**TASK DIRECTIONS**. The data below is to be returned in full and exactly.
* start SUPPLIED ENTRIES *
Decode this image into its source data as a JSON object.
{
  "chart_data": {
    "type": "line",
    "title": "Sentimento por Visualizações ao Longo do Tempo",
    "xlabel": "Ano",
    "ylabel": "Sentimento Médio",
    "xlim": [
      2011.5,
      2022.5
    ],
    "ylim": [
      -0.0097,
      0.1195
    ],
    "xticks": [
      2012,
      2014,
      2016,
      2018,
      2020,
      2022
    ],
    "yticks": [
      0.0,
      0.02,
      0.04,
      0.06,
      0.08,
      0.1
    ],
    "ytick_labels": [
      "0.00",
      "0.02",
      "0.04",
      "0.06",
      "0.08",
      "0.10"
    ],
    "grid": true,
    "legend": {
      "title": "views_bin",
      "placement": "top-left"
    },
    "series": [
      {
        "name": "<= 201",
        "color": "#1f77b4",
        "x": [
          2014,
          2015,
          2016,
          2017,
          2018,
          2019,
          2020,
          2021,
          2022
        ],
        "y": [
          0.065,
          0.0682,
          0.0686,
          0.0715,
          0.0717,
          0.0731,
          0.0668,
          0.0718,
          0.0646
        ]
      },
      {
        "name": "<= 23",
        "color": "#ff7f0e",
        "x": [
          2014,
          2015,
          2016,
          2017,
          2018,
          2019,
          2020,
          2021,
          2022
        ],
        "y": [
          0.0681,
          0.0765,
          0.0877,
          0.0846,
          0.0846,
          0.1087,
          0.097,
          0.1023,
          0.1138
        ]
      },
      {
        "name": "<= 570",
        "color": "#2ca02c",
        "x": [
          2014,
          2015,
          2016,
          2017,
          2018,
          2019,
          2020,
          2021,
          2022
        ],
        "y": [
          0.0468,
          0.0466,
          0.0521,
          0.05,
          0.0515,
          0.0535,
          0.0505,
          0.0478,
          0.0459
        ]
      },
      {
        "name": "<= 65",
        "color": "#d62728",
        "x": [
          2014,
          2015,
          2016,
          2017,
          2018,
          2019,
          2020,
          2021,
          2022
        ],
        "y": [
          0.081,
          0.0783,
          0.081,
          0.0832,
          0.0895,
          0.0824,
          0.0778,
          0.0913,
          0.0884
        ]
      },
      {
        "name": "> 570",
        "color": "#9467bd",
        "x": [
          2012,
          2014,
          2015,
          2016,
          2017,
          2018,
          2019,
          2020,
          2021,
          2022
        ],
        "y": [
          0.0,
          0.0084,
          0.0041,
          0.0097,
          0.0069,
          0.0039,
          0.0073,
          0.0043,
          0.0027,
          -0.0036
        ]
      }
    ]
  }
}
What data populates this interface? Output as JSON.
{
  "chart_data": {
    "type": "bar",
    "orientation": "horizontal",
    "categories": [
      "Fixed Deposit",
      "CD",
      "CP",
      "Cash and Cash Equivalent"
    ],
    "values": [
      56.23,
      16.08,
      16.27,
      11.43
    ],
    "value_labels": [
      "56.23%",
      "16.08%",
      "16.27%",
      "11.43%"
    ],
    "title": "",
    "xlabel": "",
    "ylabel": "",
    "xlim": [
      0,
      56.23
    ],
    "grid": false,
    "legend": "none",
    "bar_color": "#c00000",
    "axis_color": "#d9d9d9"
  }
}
* end SUPPLIED ENTRIES *
**COMPLETE OUTPUT**.
Decode this image into its source data as a JSON object.
{
  "chart_data": {
    "type": "line",
    "title": "Sentimento por Visualizações ao Longo do Tempo",
    "xlabel": "Ano",
    "ylabel": "Sentimento Médio",
    "xlim": [
      2011.5,
      2022.5
    ],
    "ylim": [
      -0.0097,
      0.1195
    ],
    "xticks": [
      2012,
      2014,
      2016,
      2018,
      2020,
      2022
    ],
    "yticks": [
      0.0,
      0.02,
      0.04,
      0.06,
      0.08,
      0.1
    ],
    "ytick_labels": [
      "0.00",
      "0.02",
      "0.04",
      "0.06",
      "0.08",
      "0.10"
    ],
    "grid": true,
    "legend": {
      "title": "views_bin",
      "placement": "top-left"
    },
    "series": [
      {
        "name": "<= 201",
        "color": "#1f77b4",
        "x": [
          2014,
          2015,
          2016,
          2017,
          2018,
          2019,
          2020,
          2021,
          2022
        ],
        "y": [
          0.065,
          0.0682,
          0.0686,
          0.0715,
          0.0717,
          0.0731,
          0.0668,
          0.0718,
          0.0646
        ]
      },
      {
        "name": "<= 23",
        "color": "#ff7f0e",
        "x": [
          2014,
          2015,
          2016,
          2017,
          2018,
          2019,
          2020,
          2021,
          2022
        ],
        "y": [
          0.0681,
          0.0765,
          0.0877,
          0.0846,
          0.0846,
          0.1087,
          0.097,
          0.1023,
          0.1138
        ]
      },
      {
        "name": "<= 570",
        "color": "#2ca02c",
        "x": [
          2014,
          2015,
          2016,
          2017,
          2018,
          2019,
          2020,
          2021,
          2022
        ],
        "y": [
          0.0468,
          0.0466,
          0.0521,
          0.05,
          0.0515,
          0.0535,
          0.0505,
          0.0478,
          0.0459
        ]
      },
      {
        "name": "<= 65",
        "color": "#d62728",
        "x": [
          2014,
          2015,
          2016,
          2017,
          2018,
          2019,
          2020,
          2021,
          2022
        ],
        "y": [
          0.081,
          0.0783,
          0.081,
          0.0832,
          0.0895,
          0.0824,
          0.0778,
          0.0913,
          0.0884
        ]
      },
      {
        "name": "> 570",
        "color": "#9467bd",
        "x": [
          2012,
          2014,
          2015,
          2016,
          2017,
          2018,
          2019,
          2020,
          2021,
          2022
        ],
        "y": [
          0.0,
          0.0084,
          0.0041,
          0.0097,
          0.0069,
          0.0039,
          0.0073,
          0.0043,
          0.0027,
          -0.0036
        ]
      }
    ]
  }
}
What data populates this interface? Output as JSON.
{
  "chart_data": {
    "type": "bar",
    "orientation": "horizontal",
    "categories": [
      "Fixed Deposit",
      "CD",
      "CP",
      "Cash and Cash Equivalent"
    ],
    "values": [
      56.23,
      16.08,
      16.27,
      11.43
    ],
    "value_labels": [
      "56.23%",
      "16.08%",
      "16.27%",
      "11.43%"
    ],
    "title": "",
    "xlabel": "",
    "ylabel": "",
    "xlim": [
      0,
      56.23
    ],
    "grid": false,
    "legend": "none",
    "bar_color": "#c00000",
    "axis_color": "#d9d9d9"
  }
}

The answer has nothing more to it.